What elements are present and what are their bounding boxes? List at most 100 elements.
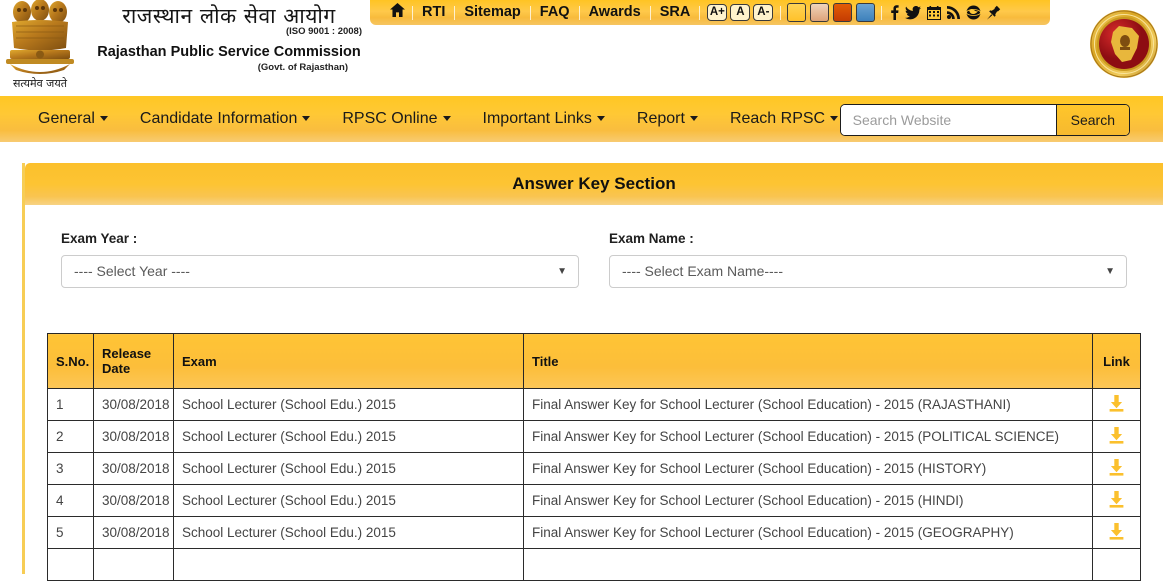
page-title: Answer Key Section (25, 163, 1163, 205)
cell-sno: 5 (47, 516, 94, 549)
cell-sno: 2 (47, 420, 94, 453)
exam-year-select[interactable]: ---- Select Year ---- ▼ (61, 255, 579, 288)
divider (412, 5, 413, 20)
chevron-down-icon (689, 116, 698, 122)
cell-title: Final Answer Key for School Lecturer (Sc… (523, 516, 1093, 549)
download-icon[interactable] (1107, 426, 1126, 445)
download-icon[interactable] (1107, 458, 1126, 477)
nav-item-rpsc-online[interactable]: RPSC Online (326, 96, 466, 142)
exam-name-label: Exam Name : (609, 231, 694, 246)
facebook-icon[interactable] (887, 5, 902, 20)
table-row: 5 30/08/2018 School Lecturer (School Edu… (47, 516, 1141, 549)
cell-title: Final Answer Key for School Lecturer (Sc… (523, 452, 1093, 485)
nav-item-report[interactable]: Report (621, 96, 714, 142)
table-row: 3 30/08/2018 School Lecturer (School Edu… (47, 452, 1141, 485)
nav-label: RPSC Online (342, 110, 438, 127)
globe-icon[interactable] (963, 5, 984, 20)
divider (699, 5, 701, 20)
download-icon[interactable] (1107, 522, 1126, 541)
nav-label: Report (636, 110, 685, 127)
header-govt-line: (Govt. of Rajasthan) (257, 62, 348, 73)
cell-exam (173, 548, 524, 581)
cell-link (1092, 452, 1141, 485)
column-header-sno: S.No. (47, 333, 94, 389)
theme-swatch-tan[interactable] (810, 3, 830, 22)
header-iso-line: (ISO 9001 : 2008) (285, 26, 362, 37)
nav-item-reach-rpsc[interactable]: Reach RPSC (714, 96, 854, 142)
nav-label: Candidate Information (139, 110, 298, 127)
column-header-title: Title (523, 333, 1093, 389)
cell-sno: 4 (47, 484, 94, 517)
divider (780, 5, 782, 20)
chevron-down-icon (596, 116, 605, 122)
cell-link (1092, 548, 1141, 581)
content-panel: Answer Key Section Exam Year : ---- Sele… (22, 163, 1163, 581)
font-size-increase-button[interactable]: A+ (707, 4, 728, 21)
cell-exam: School Lecturer (School Edu.) 2015 (173, 420, 524, 453)
exam-year-field: Exam Year : ---- Select Year ---- ▼ (61, 231, 579, 288)
topbar-link-sra[interactable]: SRA (652, 0, 699, 25)
emblem-motto: सत्यमेव जयते (13, 77, 68, 90)
theme-swatch-orange[interactable] (833, 3, 853, 22)
topbar-link-rti[interactable]: RTI (414, 0, 453, 25)
nav-item-candidate-information[interactable]: Candidate Information (124, 96, 326, 142)
download-icon[interactable] (1107, 490, 1126, 509)
download-icon[interactable] (1107, 394, 1126, 413)
answer-key-table: S.No. Release Date Exam Title Link 1 30/… (47, 333, 1141, 581)
table-head: S.No. Release Date Exam Title Link (47, 333, 1141, 389)
topbar-link-sitemap[interactable]: Sitemap (456, 0, 528, 25)
cell-date: 30/08/2018 (93, 452, 174, 485)
chevron-down-icon (442, 116, 451, 122)
nav-item-general[interactable]: General (22, 96, 124, 142)
national-emblem: सत्यमेव जयते (0, 0, 80, 90)
chevron-down-icon: ▼ (1105, 266, 1115, 277)
exam-year-value: ---- Select Year ---- (74, 263, 190, 279)
divider (529, 5, 531, 20)
twitter-icon[interactable] (902, 5, 924, 20)
divider (881, 5, 883, 20)
theme-swatch-blue[interactable] (856, 3, 876, 22)
table-row: 1 30/08/2018 School Lecturer (School Edu… (47, 388, 1141, 421)
table-row: 4 30/08/2018 School Lecturer (School Edu… (47, 484, 1141, 517)
chevron-down-icon (302, 116, 311, 122)
divider (649, 5, 651, 20)
cell-sno (47, 548, 94, 581)
search-button[interactable]: Search (1055, 105, 1129, 135)
font-size-decrease-button[interactable]: A- (753, 4, 774, 21)
exam-name-field: Exam Name : ---- Select Exam Name---- ▼ (609, 231, 1127, 288)
chevron-down-icon (830, 116, 839, 122)
divider (578, 5, 580, 20)
cell-title: Final Answer Key for School Lecturer (Sc… (523, 388, 1093, 421)
exam-name-select[interactable]: ---- Select Exam Name---- ▼ (609, 255, 1127, 288)
nav-label: Important Links (482, 110, 592, 127)
table-header-row: S.No. Release Date Exam Title Link (47, 333, 1141, 389)
column-header-link: Link (1092, 333, 1141, 389)
theme-swatch-yellow[interactable] (787, 3, 807, 22)
cell-date: 30/08/2018 (93, 388, 174, 421)
cell-exam: School Lecturer (School Edu.) 2015 (173, 388, 524, 421)
table-body: 1 30/08/2018 School Lecturer (School Edu… (47, 388, 1141, 581)
cell-date: 30/08/2018 (93, 516, 174, 549)
filter-form: Exam Year : ---- Select Year ---- ▼ Exam… (25, 205, 1163, 288)
search-input[interactable] (840, 105, 1056, 135)
cell-sno: 1 (47, 388, 94, 421)
cell-date: 30/08/2018 (93, 420, 174, 453)
column-header-exam: Exam (173, 333, 524, 389)
divider (454, 5, 456, 20)
main-navigation: General Candidate Information RPSC Onlin… (0, 96, 1163, 142)
rss-icon[interactable] (944, 6, 963, 19)
pin-icon[interactable] (984, 5, 1005, 20)
nav-item-important-links[interactable]: Important Links (467, 96, 621, 142)
answer-key-table-wrapper: S.No. Release Date Exam Title Link 1 30/… (25, 288, 1163, 581)
cell-exam: School Lecturer (School Edu.) 2015 (173, 452, 524, 485)
topbar-link-awards[interactable]: Awards (581, 0, 649, 25)
topbar-link-faq[interactable]: FAQ (532, 0, 578, 25)
cell-title: Final Answer Key for School Lecturer (Sc… (523, 420, 1093, 453)
cell-link (1092, 420, 1141, 453)
table-row (47, 548, 1141, 581)
home-icon[interactable] (378, 0, 411, 25)
exam-name-value: ---- Select Exam Name---- (622, 263, 784, 279)
rpsc-seal (1089, 0, 1159, 92)
font-size-normal-button[interactable]: A (730, 4, 751, 21)
calendar-icon[interactable] (924, 5, 944, 20)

[Énoncé]:
Pouvez-vous modifier ces données en remplaçant partout « download-icon » par « download-button », sans rien changer d'autre et en omettant les images ?

[Exercice corrigé]:
What elements are present and what are their bounding boxes? List at most 100 elements.
page-title: Answer Key Section (25, 163, 1163, 205)
cell-sno: 5 (47, 516, 94, 549)
cell-sno: 2 (47, 420, 94, 453)
exam-year-select[interactable]: ---- Select Year ---- ▼ (61, 255, 579, 288)
divider (412, 5, 413, 20)
chevron-down-icon (689, 116, 698, 122)
cell-title: Final Answer Key for School Lecturer (Sc… (523, 516, 1093, 549)
download-button[interactable] (1107, 426, 1126, 445)
download-button[interactable] (1107, 458, 1126, 477)
nav-item-rpsc-online[interactable]: RPSC Online (326, 96, 466, 142)
exam-name-label: Exam Name : (609, 231, 694, 246)
facebook-icon[interactable] (887, 5, 902, 20)
table-row: 5 30/08/2018 School Lecturer (School Edu… (47, 516, 1141, 549)
cell-title: Final Answer Key for School Lecturer (Sc… (523, 452, 1093, 485)
nav-item-report[interactable]: Report (621, 96, 714, 142)
table-row: 3 30/08/2018 School Lecturer (School Edu… (47, 452, 1141, 485)
nav-label: RPSC Online (342, 110, 438, 127)
globe-icon[interactable] (963, 5, 984, 20)
divider (699, 5, 701, 20)
download-button[interactable] (1107, 522, 1126, 541)
nav-label: Report (636, 110, 685, 127)
header-govt-line: (Govt. of Rajasthan) (257, 62, 348, 73)
cell-exam (173, 548, 524, 581)
cell-link (1092, 452, 1141, 485)
column-header-sno: S.No. (47, 333, 94, 389)
theme-swatch-tan[interactable] (810, 3, 830, 22)
header-iso-line: (ISO 9001 : 2008) (285, 26, 362, 37)
nav-item-reach-rpsc[interactable]: Reach RPSC (714, 96, 854, 142)
nav-label: Candidate Information (139, 110, 298, 127)
column-header-title: Title (523, 333, 1093, 389)
cell-sno: 4 (47, 484, 94, 517)
divider (780, 5, 782, 20)
chevron-down-icon (596, 116, 605, 122)
cell-link (1092, 548, 1141, 581)
content-panel: Answer Key Section Exam Year : ---- Sele… (22, 163, 1163, 581)
font-size-increase-button[interactable]: A+ (707, 4, 728, 21)
cell-exam: School Lecturer (School Edu.) 2015 (173, 420, 524, 453)
exam-year-field: Exam Year : ---- Select Year ---- ▼ (61, 231, 579, 288)
topbar-link-sra[interactable]: SRA (652, 0, 699, 25)
emblem-motto: सत्यमेव जयते (13, 77, 68, 90)
theme-swatch-orange[interactable] (833, 3, 853, 22)
topbar-link-rti[interactable]: RTI (414, 0, 453, 25)
nav-item-candidate-information[interactable]: Candidate Information (124, 96, 326, 142)
download-button[interactable] (1107, 490, 1126, 509)
download-button[interactable] (1107, 394, 1126, 413)
answer-key-table: S.No. Release Date Exam Title Link 1 30/… (47, 333, 1141, 581)
table-head: S.No. Release Date Exam Title Link (47, 333, 1141, 389)
topbar-link-sitemap[interactable]: Sitemap (456, 0, 528, 25)
cell-date: 30/08/2018 (93, 452, 174, 485)
chevron-down-icon (442, 116, 451, 122)
nav-item-general[interactable]: General (22, 96, 124, 142)
national-emblem: सत्यमेव जयते (0, 0, 80, 90)
chevron-down-icon: ▼ (1105, 266, 1115, 277)
exam-year-value: ---- Select Year ---- (74, 263, 190, 279)
divider (529, 5, 531, 20)
twitter-icon[interactable] (902, 5, 924, 20)
divider (881, 5, 883, 20)
theme-swatch-blue[interactable] (856, 3, 876, 22)
table-row: 1 30/08/2018 School Lecturer (School Edu… (47, 388, 1141, 421)
table-row: 4 30/08/2018 School Lecturer (School Edu… (47, 484, 1141, 517)
chevron-down-icon (302, 116, 311, 122)
divider (649, 5, 651, 20)
cell-sno (47, 548, 94, 581)
search-button[interactable]: Search (1055, 105, 1129, 135)
font-size-decrease-button[interactable]: A- (753, 4, 774, 21)
exam-name-field: Exam Name : ---- Select Exam Name---- ▼ (609, 231, 1127, 288)
chevron-down-icon (830, 116, 839, 122)
divider (578, 5, 580, 20)
cell-title: Final Answer Key for School Lecturer (Sc… (523, 388, 1093, 421)
exam-name-select[interactable]: ---- Select Exam Name---- ▼ (609, 255, 1127, 288)
nav-label: Important Links (482, 110, 592, 127)
table-header-row: S.No. Release Date Exam Title Link (47, 333, 1141, 389)
column-header-link: Link (1092, 333, 1141, 389)
theme-swatch-yellow[interactable] (787, 3, 807, 22)
cell-date: 30/08/2018 (93, 388, 174, 421)
cell-exam: School Lecturer (School Edu.) 2015 (173, 388, 524, 421)
table-body: 1 30/08/2018 School Lecturer (School Edu… (47, 388, 1141, 581)
cell-date: 30/08/2018 (93, 516, 174, 549)
filter-form: Exam Year : ---- Select Year ---- ▼ Exam… (25, 205, 1163, 288)
search-input[interactable] (840, 105, 1056, 135)
cell-sno: 1 (47, 388, 94, 421)
cell-date: 30/08/2018 (93, 420, 174, 453)
column-header-exam: Exam (173, 333, 524, 389)
divider (454, 5, 456, 20)
main-navigation: General Candidate Information RPSC Onlin… (0, 96, 1163, 142)
rss-icon[interactable] (944, 6, 963, 19)
pin-icon[interactable] (984, 5, 1005, 20)
nav-item-important-links[interactable]: Important Links (467, 96, 621, 142)
answer-key-table-wrapper: S.No. Release Date Exam Title Link 1 30/… (25, 288, 1163, 581)
cell-exam: School Lecturer (School Edu.) 2015 (173, 452, 524, 485)
topbar-link-awards[interactable]: Awards (581, 0, 649, 25)
topbar-link-faq[interactable]: FAQ (532, 0, 578, 25)
cell-title: Final Answer Key for School Lecturer (Sc… (523, 420, 1093, 453)
cell-link (1092, 420, 1141, 453)
table-row (47, 548, 1141, 581)
home-icon[interactable] (378, 0, 411, 25)
exam-name-value: ---- Select Exam Name---- (622, 263, 784, 279)
rpsc-seal (1089, 0, 1159, 92)
font-size-normal-button[interactable]: A (730, 4, 751, 21)
calendar-icon[interactable] (924, 5, 944, 20)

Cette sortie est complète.